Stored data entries
-------

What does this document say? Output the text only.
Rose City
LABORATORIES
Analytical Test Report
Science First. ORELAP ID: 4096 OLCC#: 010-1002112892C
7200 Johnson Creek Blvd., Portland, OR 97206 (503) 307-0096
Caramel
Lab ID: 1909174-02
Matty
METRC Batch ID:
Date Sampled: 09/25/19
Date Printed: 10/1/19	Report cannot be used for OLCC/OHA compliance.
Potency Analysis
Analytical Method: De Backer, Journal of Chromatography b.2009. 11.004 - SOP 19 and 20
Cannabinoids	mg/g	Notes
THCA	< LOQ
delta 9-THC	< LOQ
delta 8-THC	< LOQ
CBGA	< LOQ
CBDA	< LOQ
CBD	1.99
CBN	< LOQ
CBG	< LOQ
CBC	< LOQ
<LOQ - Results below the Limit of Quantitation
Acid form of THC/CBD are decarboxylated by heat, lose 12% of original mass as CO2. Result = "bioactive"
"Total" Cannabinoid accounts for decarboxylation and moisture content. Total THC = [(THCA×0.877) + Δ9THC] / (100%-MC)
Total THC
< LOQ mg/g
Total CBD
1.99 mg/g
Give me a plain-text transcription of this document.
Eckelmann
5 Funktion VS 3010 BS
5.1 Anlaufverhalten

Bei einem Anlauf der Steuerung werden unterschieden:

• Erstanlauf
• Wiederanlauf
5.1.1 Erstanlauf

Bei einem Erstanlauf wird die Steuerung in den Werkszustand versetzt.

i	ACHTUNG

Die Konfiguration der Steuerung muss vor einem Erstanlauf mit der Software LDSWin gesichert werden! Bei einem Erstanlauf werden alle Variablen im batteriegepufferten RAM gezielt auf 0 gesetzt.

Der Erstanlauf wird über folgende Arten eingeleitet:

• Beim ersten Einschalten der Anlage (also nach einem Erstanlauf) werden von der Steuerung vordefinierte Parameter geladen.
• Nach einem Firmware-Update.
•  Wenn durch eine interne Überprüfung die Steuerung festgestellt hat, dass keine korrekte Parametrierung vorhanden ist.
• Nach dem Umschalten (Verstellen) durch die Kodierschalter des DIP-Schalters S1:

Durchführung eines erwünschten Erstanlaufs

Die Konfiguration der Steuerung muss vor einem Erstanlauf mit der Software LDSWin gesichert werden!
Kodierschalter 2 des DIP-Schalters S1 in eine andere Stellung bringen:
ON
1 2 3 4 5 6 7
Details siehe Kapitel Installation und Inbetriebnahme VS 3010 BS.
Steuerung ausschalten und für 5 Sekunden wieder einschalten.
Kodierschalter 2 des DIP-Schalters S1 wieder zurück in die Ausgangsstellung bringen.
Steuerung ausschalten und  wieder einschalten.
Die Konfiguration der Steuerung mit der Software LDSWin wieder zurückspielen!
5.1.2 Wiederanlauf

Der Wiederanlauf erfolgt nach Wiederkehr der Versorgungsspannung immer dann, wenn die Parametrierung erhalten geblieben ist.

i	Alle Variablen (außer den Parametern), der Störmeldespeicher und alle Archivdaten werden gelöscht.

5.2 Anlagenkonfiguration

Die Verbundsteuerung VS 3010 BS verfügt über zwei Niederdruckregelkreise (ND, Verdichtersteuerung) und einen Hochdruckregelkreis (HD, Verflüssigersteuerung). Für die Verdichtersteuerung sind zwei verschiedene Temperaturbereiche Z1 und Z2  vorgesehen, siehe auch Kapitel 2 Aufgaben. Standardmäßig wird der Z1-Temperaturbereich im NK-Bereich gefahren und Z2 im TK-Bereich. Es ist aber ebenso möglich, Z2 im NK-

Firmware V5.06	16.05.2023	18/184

-------

*Aim of the task*
The data above must be returned in full, exactly as written.

*Task output*
What does this document say? Output the text only.
Rose City
LABORATORIES
Analytical Test Report
Science First. ORELAP ID: 4096 OLCC#: 010-1002112892C
7200 Johnson Creek Blvd., Portland, OR 97206 (503) 307-0096
Caramel
Lab ID: 1909174-02
Matty
METRC Batch ID:
Date Sampled: 09/25/19
Date Printed: 10/1/19	Report cannot be used for OLCC/OHA compliance.
Potency Analysis
Analytical Method: De Backer, Journal of Chromatography b.2009. 11.004 - SOP 19 and 20
Cannabinoids	mg/g	Notes
THCA	< LOQ
delta 9-THC	< LOQ
delta 8-THC	< LOQ
CBGA	< LOQ
CBDA	< LOQ
CBD	1.99
CBN	< LOQ
CBG	< LOQ
CBC	< LOQ
<LOQ - Results below the Limit of Quantitation
Acid form of THC/CBD are decarboxylated by heat, lose 12% of original mass as CO2. Result = "bioactive"
"Total" Cannabinoid accounts for decarboxylation and moisture content. Total THC = [(THCA×0.877) + Δ9THC] / (100%-MC)
Total THC
< LOQ mg/g
Total CBD
1.99 mg/g
Give me a plain-text transcription of this document.
Eckelmann
5 Funktion VS 3010 BS
5.1 Anlaufverhalten

Bei einem Anlauf der Steuerung werden unterschieden:

• Erstanlauf
• Wiederanlauf
5.1.1 Erstanlauf

Bei einem Erstanlauf wird die Steuerung in den Werkszustand versetzt.

i	ACHTUNG

Die Konfiguration der Steuerung muss vor einem Erstanlauf mit der Software LDSWin gesichert werden! Bei einem Erstanlauf werden alle Variablen im batteriegepufferten RAM gezielt auf 0 gesetzt.

Der Erstanlauf wird über folgende Arten eingeleitet:

• Beim ersten Einschalten der Anlage (also nach einem Erstanlauf) werden von der Steuerung vordefinierte Parameter geladen.
• Nach einem Firmware-Update.
•  Wenn durch eine interne Überprüfung die Steuerung festgestellt hat, dass keine korrekte Parametrierung vorhanden ist.
• Nach dem Umschalten (Verstellen) durch die Kodierschalter des DIP-Schalters S1:

Durchführung eines erwünschten Erstanlaufs

Die Konfiguration der Steuerung muss vor einem Erstanlauf mit der Software LDSWin gesichert werden!
Kodierschalter 2 des DIP-Schalters S1 in eine andere Stellung bringen:
ON
1 2 3 4 5 6 7
Details siehe Kapitel Installation und Inbetriebnahme VS 3010 BS.
Steuerung ausschalten und für 5 Sekunden wieder einschalten.
Kodierschalter 2 des DIP-Schalters S1 wieder zurück in die Ausgangsstellung bringen.
Steuerung ausschalten und  wieder einschalten.
Die Konfiguration der Steuerung mit der Software LDSWin wieder zurückspielen!
5.1.2 Wiederanlauf

Der Wiederanlauf erfolgt nach Wiederkehr der Versorgungsspannung immer dann, wenn die Parametrierung erhalten geblieben ist.

i	Alle Variablen (außer den Parametern), der Störmeldespeicher und alle Archivdaten werden gelöscht.

5.2 Anlagenkonfiguration

Die Verbundsteuerung VS 3010 BS verfügt über zwei Niederdruckregelkreise (ND, Verdichtersteuerung) und einen Hochdruckregelkreis (HD, Verflüssigersteuerung). Für die Verdichtersteuerung sind zwei verschiedene Temperaturbereiche Z1 und Z2  vorgesehen, siehe auch Kapitel 2 Aufgaben. Standardmäßig wird der Z1-Temperaturbereich im NK-Bereich gefahren und Z2 im TK-Bereich. Es ist aber ebenso möglich, Z2 im NK-

Firmware V5.06	16.05.2023	18/184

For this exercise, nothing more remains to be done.